__SUPPLIED DATA__

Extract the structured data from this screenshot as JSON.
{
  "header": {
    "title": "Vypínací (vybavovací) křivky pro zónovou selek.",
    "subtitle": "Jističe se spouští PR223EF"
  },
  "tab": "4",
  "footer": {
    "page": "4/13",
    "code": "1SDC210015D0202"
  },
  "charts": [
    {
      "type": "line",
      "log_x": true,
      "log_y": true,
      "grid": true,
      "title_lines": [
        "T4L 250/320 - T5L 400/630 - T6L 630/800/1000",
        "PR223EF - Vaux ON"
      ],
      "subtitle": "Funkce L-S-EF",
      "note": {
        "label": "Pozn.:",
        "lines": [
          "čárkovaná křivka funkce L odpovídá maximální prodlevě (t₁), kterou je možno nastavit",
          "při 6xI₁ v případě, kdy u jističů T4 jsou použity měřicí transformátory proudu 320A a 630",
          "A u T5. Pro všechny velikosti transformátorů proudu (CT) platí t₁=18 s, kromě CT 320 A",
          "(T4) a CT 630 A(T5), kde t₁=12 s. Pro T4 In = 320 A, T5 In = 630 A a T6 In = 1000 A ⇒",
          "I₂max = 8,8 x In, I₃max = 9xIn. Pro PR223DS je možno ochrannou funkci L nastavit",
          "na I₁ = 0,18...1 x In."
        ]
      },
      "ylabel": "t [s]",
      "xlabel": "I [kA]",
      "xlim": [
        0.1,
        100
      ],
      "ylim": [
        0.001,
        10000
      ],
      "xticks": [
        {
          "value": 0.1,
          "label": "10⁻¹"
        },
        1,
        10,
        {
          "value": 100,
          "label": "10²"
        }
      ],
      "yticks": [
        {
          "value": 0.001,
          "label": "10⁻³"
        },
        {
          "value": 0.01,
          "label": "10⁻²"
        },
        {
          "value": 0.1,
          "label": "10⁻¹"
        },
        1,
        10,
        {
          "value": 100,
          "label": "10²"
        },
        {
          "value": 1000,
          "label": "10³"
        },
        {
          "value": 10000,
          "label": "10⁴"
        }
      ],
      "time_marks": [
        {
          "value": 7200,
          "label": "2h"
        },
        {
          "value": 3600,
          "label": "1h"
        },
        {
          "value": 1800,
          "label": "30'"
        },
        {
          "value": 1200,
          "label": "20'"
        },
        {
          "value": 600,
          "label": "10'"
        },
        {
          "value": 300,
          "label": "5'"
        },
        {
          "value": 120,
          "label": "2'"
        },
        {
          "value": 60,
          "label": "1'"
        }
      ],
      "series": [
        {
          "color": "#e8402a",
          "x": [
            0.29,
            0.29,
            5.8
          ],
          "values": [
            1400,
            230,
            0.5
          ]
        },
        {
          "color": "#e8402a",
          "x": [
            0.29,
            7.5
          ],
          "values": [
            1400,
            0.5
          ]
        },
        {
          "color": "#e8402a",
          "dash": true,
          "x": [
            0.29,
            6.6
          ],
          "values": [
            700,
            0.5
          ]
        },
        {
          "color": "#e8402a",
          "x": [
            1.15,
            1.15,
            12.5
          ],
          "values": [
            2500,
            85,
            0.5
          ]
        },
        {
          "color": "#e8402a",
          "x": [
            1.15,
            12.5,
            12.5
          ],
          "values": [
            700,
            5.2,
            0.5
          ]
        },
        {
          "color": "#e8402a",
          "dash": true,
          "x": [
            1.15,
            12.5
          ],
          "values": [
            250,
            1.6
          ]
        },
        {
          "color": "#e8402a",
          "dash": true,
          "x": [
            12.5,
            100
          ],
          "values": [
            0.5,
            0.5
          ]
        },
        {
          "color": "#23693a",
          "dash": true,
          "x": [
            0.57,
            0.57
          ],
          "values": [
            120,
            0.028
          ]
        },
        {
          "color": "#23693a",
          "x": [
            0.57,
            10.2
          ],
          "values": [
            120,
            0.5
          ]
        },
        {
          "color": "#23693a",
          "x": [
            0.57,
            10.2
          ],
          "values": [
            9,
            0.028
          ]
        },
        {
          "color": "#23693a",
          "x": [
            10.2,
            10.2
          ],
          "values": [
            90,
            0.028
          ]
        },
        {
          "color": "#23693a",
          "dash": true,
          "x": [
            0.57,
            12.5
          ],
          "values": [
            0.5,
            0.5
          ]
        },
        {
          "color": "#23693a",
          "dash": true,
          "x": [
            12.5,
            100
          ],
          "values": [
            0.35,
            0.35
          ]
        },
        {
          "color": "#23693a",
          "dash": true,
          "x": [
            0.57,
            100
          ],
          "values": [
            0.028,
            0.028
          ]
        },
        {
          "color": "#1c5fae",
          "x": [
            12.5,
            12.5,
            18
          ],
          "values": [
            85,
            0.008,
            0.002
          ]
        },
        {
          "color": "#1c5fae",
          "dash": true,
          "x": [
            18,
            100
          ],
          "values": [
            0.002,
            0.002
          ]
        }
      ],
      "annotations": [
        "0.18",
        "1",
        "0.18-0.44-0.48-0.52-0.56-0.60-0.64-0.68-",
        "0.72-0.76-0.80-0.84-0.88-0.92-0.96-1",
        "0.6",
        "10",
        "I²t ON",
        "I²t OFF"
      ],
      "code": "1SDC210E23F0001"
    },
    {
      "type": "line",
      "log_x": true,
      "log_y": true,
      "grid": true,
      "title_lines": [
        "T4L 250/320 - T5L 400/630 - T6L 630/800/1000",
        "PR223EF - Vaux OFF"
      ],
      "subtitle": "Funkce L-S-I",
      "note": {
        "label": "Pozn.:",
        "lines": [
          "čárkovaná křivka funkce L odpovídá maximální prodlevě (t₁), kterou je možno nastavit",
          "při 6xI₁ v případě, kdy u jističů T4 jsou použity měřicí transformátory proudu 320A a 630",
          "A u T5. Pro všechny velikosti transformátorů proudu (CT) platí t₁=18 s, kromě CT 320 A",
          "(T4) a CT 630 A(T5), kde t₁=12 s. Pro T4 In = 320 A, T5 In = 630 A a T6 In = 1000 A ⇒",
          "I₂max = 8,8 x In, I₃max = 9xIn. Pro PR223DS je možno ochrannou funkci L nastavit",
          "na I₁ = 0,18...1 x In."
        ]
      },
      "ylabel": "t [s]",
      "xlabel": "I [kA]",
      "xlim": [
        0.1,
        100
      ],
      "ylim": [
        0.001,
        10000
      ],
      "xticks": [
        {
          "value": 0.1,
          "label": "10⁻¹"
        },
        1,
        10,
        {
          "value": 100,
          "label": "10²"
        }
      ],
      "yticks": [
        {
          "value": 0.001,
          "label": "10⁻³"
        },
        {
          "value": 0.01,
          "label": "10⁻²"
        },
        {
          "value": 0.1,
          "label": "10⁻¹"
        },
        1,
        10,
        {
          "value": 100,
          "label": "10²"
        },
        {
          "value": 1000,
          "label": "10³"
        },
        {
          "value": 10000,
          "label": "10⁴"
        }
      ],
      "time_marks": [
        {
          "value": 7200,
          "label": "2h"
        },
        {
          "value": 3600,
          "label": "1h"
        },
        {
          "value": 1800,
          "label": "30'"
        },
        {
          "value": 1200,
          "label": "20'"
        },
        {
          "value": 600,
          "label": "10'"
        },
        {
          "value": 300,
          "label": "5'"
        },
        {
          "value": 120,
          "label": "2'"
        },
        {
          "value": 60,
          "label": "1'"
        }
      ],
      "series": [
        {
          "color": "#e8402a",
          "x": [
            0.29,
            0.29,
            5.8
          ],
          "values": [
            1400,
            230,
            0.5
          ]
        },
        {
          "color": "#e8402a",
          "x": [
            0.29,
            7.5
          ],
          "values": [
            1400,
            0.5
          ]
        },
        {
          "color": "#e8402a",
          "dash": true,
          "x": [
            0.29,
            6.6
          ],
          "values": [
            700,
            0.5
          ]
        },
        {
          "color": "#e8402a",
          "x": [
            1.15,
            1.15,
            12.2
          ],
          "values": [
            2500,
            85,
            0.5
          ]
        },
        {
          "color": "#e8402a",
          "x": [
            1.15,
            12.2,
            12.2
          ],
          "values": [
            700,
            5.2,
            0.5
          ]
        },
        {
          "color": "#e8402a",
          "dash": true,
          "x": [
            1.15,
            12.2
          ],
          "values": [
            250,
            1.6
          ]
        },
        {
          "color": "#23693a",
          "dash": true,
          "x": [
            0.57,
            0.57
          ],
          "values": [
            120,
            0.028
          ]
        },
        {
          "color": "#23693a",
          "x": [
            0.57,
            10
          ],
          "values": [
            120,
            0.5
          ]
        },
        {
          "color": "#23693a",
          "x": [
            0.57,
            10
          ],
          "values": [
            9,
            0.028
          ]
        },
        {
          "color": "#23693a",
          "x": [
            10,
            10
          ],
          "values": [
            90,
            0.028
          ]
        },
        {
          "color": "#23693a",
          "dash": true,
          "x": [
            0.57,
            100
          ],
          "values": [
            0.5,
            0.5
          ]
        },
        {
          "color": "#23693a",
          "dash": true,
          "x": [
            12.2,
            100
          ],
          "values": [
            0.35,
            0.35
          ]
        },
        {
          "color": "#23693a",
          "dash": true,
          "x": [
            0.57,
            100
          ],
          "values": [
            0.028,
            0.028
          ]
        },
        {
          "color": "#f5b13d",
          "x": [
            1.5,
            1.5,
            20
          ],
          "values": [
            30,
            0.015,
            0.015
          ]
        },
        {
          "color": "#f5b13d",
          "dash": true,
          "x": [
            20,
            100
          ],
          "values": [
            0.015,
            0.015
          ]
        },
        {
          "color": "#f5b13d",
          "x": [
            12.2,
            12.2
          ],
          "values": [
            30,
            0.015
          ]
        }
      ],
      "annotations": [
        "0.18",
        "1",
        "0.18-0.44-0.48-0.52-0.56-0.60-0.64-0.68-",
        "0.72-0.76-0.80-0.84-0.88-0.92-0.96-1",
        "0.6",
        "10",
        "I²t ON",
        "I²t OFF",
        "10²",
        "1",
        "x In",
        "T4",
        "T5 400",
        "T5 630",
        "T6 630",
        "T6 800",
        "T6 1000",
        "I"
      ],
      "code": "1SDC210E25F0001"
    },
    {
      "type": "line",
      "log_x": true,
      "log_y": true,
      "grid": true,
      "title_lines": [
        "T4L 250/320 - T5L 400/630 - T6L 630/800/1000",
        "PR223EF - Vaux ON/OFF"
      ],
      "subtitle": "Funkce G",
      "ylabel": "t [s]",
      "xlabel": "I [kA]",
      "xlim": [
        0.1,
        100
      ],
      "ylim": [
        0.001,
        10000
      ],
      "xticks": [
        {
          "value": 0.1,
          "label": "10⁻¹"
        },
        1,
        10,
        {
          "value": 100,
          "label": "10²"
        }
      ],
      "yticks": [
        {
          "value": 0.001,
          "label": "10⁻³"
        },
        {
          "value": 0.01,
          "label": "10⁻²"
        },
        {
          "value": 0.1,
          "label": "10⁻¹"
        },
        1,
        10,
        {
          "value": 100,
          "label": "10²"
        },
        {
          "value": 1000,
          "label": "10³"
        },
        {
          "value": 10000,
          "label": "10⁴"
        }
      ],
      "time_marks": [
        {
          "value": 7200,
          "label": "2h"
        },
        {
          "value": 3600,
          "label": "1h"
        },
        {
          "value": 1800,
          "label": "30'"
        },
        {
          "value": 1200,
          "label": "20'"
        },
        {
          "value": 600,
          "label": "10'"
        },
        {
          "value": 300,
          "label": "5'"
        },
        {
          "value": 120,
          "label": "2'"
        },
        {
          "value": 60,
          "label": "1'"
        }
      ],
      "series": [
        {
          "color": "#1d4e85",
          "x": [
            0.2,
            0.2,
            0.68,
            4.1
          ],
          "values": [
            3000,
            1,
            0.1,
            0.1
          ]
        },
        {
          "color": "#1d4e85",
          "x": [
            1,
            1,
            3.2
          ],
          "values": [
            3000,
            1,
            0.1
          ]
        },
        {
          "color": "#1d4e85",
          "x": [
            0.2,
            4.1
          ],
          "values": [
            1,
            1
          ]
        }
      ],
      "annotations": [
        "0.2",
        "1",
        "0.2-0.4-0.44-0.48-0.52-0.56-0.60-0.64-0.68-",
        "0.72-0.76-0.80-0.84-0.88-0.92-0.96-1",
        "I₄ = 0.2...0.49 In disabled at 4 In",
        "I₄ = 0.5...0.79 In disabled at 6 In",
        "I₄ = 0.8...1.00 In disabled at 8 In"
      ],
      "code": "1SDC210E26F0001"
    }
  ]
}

__TASK REQUIREMENTS__
Copy down every line of the entries containing the word "code".

__PROBLEM SOLUTION__
    "code": "1SDC210015D0202"
      "code": "1SDC210E23F0001"
      "code": "1SDC210E25F0001"
      "code": "1SDC210E26F0001"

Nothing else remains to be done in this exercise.